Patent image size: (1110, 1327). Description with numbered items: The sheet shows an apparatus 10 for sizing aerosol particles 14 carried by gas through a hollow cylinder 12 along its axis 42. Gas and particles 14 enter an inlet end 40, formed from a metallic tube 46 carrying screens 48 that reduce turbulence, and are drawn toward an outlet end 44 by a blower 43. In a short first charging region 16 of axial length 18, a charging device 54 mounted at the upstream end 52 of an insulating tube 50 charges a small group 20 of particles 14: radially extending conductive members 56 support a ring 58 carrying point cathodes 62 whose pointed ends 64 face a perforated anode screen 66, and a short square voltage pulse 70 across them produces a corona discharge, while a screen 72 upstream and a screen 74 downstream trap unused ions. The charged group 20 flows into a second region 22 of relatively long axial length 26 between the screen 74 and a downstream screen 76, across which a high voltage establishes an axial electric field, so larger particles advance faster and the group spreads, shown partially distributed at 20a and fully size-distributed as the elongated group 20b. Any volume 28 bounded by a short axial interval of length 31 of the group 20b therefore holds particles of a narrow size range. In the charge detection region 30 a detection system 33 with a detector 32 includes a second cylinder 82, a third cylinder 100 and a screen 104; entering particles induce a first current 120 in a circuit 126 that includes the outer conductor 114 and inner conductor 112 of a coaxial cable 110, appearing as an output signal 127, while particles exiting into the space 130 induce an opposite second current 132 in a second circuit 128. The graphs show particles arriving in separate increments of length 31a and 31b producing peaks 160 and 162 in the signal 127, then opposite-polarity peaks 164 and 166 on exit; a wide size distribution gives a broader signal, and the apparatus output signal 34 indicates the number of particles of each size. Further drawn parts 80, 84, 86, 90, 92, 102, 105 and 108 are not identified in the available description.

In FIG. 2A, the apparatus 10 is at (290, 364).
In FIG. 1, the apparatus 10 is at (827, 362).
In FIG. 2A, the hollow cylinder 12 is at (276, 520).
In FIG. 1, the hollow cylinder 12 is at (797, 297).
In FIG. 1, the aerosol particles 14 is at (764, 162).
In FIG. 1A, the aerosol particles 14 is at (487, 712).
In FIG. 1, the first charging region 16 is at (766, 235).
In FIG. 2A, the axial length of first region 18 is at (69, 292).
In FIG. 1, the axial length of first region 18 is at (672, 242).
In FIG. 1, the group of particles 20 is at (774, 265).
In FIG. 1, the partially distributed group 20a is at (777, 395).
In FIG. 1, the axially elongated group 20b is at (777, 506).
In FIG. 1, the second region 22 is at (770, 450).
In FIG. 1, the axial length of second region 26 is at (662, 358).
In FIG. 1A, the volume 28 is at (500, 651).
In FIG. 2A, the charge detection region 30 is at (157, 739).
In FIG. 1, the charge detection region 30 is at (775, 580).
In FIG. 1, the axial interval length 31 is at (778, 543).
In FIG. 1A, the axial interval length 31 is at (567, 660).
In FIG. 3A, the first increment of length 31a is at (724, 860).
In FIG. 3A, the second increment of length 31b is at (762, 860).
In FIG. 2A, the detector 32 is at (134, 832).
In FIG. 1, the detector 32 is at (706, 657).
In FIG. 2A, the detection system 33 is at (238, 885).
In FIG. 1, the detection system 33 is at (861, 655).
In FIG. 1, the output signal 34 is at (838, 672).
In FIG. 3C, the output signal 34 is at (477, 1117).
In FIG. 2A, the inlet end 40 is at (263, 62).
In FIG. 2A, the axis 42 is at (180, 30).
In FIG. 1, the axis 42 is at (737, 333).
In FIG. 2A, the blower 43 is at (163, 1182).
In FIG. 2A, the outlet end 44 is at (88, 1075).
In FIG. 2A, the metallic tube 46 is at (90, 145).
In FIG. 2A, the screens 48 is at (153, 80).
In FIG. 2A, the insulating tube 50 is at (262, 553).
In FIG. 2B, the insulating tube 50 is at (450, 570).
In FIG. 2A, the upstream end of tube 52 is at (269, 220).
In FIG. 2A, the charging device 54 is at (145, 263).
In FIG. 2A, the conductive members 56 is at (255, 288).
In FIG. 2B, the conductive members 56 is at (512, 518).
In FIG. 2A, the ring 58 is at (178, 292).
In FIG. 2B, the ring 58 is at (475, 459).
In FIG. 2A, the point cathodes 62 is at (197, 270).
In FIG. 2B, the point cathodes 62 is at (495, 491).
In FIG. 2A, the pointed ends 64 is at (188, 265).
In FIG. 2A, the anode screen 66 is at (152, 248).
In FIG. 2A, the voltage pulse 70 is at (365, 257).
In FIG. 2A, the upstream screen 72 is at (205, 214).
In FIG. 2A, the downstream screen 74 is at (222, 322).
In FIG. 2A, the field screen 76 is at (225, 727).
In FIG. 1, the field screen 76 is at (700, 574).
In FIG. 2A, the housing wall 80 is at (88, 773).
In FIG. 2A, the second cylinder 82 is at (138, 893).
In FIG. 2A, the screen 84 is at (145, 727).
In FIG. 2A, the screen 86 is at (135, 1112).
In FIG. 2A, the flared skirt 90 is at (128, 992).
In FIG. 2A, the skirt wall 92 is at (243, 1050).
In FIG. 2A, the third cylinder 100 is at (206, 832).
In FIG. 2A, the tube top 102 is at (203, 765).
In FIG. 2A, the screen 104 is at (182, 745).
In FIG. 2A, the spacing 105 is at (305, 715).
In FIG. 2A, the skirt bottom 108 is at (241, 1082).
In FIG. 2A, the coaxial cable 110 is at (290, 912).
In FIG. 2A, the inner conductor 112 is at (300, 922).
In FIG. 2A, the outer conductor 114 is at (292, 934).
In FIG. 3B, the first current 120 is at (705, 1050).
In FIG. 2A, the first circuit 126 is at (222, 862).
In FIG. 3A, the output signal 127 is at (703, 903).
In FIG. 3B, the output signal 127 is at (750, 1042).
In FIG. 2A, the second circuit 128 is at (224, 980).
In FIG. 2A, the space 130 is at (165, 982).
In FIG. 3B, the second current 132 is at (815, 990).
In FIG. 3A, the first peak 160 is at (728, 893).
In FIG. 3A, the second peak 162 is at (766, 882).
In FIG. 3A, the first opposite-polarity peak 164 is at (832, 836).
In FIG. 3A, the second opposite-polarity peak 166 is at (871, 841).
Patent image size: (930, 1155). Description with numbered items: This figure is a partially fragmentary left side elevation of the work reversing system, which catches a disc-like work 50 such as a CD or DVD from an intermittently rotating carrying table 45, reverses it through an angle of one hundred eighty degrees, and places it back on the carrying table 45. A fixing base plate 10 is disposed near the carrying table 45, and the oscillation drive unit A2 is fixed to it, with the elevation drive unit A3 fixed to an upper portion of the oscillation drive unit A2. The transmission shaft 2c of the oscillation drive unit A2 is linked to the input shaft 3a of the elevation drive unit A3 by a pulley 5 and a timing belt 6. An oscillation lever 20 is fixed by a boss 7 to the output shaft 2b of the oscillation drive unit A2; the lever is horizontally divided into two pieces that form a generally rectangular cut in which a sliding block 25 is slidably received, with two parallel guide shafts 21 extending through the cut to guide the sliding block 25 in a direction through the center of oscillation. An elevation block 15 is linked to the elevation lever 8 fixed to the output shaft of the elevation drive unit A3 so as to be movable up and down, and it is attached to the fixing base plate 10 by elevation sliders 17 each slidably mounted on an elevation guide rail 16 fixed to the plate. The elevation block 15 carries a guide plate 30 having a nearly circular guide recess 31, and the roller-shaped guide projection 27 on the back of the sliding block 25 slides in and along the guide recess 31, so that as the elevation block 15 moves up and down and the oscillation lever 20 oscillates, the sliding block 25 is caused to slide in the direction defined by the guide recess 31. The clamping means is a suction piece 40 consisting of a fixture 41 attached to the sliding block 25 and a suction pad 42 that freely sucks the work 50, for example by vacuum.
_ _ _ _
§ **Your instructions**
Copy the rows word for word from the beginning through the line containing "In FIG. 1, the hollow", including that line.

§ **Correct result**
Patent image size: (1110, 1327). Description with numbered items: The sheet shows an apparatus 10 for sizing aerosol particles 14 carried by gas through a hollow cylinder 12 along its axis 42. Gas and particles 14 enter an inlet end 40, formed from a metallic tube 46 carrying screens 48 that reduce turbulence, and are drawn toward an outlet end 44 by a blower 43. In a short first charging region 16 of axial length 18, a charging device 54 mounted at the upstream end 52 of an insulating tube 50 charges a small group 20 of particles 14: radially extending conductive members 56 support a ring 58 carrying point cathodes 62 whose pointed ends 64 face a perforated anode screen 66, and a short square voltage pulse 70 across them produces a corona discharge, while a screen 72 upstream and a screen 74 downstream trap unused ions. The charged group 20 flows into a second region 22 of relatively long axial length 26 between the screen 74 and a downstream screen 76, across which a high voltage establishes an axial electric field, so larger particles advance faster and the group spreads, shown partially distributed at 20a and fully size-distributed as the elongated group 20b. Any volume 28 bounded by a short axial interval of length 31 of the group 20b therefore holds particles of a narrow size range. In the charge detection region 30 a detection system 33 with a detector 32 includes a second cylinder 82, a third cylinder 100 and a screen 104; entering particles induce a first current 120 in a circuit 126 that includes the outer conductor 114 and inner conductor 112 of a coaxial cable 110, appearing as an output signal 127, while particles exiting into the space 130 induce an opposite second current 132 in a second circuit 128. The graphs show particles arriving in separate increments of length 31a and 31b producing peaks 160 and 162 in the signal 127, then opposite-polarity peaks 164 and 166 on exit; a wide size distribution gives a broader signal, and the apparatus output signal 34 indicates the number of particles of each size. Further drawn parts 80, 84, 86, 90, 92, 102, 105 and 108 are not identified in the available description.

In FIG. 2A, the apparatus 10 is at (290, 364).
In FIG. 1, the apparatus 10 is at (827, 362).
In FIG. 2A, the hollow cylinder 12 is at (276, 520).
In FIG. 1, the hollow cylinder 12 is at (797, 297).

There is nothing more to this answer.